INSTRUCTION: Find each line with the word "title" and copy it.
### PROVIDED MATERIAL ###
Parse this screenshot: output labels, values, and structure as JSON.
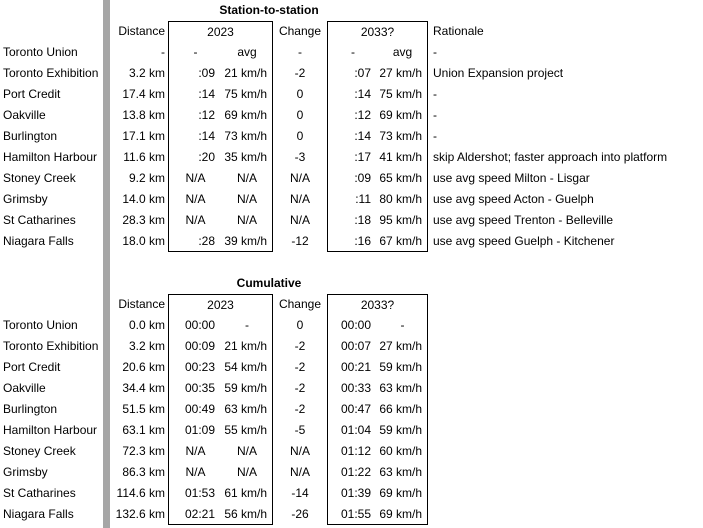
{
  "page": {
    "background_color": "#ffffff",
    "text_color": "#000000",
    "box_border_color": "#000000",
    "pane_divider_color": "#a6a6a6"
  },
  "station_table": {
    "title": "Station-to-station",
    "headers": {
      "distance": "Distance",
      "group_2023": "2023",
      "change": "Change",
      "group_2033": "2033?",
      "rationale": "Rationale"
    },
    "rows": [
      [
        "Toronto Union",
        "-",
        "-",
        "avg",
        "-",
        "-",
        "avg",
        "-"
      ],
      [
        "Toronto Exhibition",
        "3.2 km",
        ":09",
        "21 km/h",
        "-2",
        ":07",
        "27 km/h",
        "Union Expansion project"
      ],
      [
        "Port Credit",
        "17.4 km",
        ":14",
        "75 km/h",
        "0",
        ":14",
        "75 km/h",
        "-"
      ],
      [
        "Oakville",
        "13.8 km",
        ":12",
        "69 km/h",
        "0",
        ":12",
        "69 km/h",
        "-"
      ],
      [
        "Burlington",
        "17.1 km",
        ":14",
        "73 km/h",
        "0",
        ":14",
        "73 km/h",
        "-"
      ],
      [
        "Hamilton Harbour",
        "11.6 km",
        ":20",
        "35 km/h",
        "-3",
        ":17",
        "41 km/h",
        "skip Aldershot; faster approach into platform"
      ],
      [
        "Stoney Creek",
        "9.2 km",
        "N/A",
        "N/A",
        "N/A",
        ":09",
        "65 km/h",
        "use avg speed Milton - Lisgar"
      ],
      [
        "Grimsby",
        "14.0 km",
        "N/A",
        "N/A",
        "N/A",
        ":11",
        "80 km/h",
        "use avg speed Acton - Guelph"
      ],
      [
        "St Catharines",
        "28.3 km",
        "N/A",
        "N/A",
        "N/A",
        ":18",
        "95 km/h",
        "use avg speed Trenton - Belleville"
      ],
      [
        "Niagara Falls",
        "18.0 km",
        ":28",
        "39 km/h",
        "-12",
        ":16",
        "67 km/h",
        "use avg speed Guelph - Kitchener"
      ]
    ]
  },
  "cumulative_table": {
    "title": "Cumulative",
    "headers": {
      "distance": "Distance",
      "group_2023": "2023",
      "change": "Change",
      "group_2033": "2033?"
    },
    "rows": [
      [
        "Toronto Union",
        "0.0 km",
        "00:00",
        "-",
        "0",
        "00:00",
        "-"
      ],
      [
        "Toronto Exhibition",
        "3.2 km",
        "00:09",
        "21 km/h",
        "-2",
        "00:07",
        "27 km/h"
      ],
      [
        "Port Credit",
        "20.6 km",
        "00:23",
        "54 km/h",
        "-2",
        "00:21",
        "59 km/h"
      ],
      [
        "Oakville",
        "34.4 km",
        "00:35",
        "59 km/h",
        "-2",
        "00:33",
        "63 km/h"
      ],
      [
        "Burlington",
        "51.5 km",
        "00:49",
        "63 km/h",
        "-2",
        "00:47",
        "66 km/h"
      ],
      [
        "Hamilton Harbour",
        "63.1 km",
        "01:09",
        "55 km/h",
        "-5",
        "01:04",
        "59 km/h"
      ],
      [
        "Stoney Creek",
        "72.3 km",
        "N/A",
        "N/A",
        "N/A",
        "01:12",
        "60 km/h"
      ],
      [
        "Grimsby",
        "86.3 km",
        "N/A",
        "N/A",
        "N/A",
        "01:22",
        "63 km/h"
      ],
      [
        "St Catharines",
        "114.6 km",
        "01:53",
        "61 km/h",
        "-14",
        "01:39",
        "69 km/h"
      ],
      [
        "Niagara Falls",
        "132.6 km",
        "02:21",
        "56 km/h",
        "-26",
        "01:55",
        "69 km/h"
      ]
    ]
  }
}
###
REPLY:
    "title": "Station-to-station",
    "title": "Cumulative",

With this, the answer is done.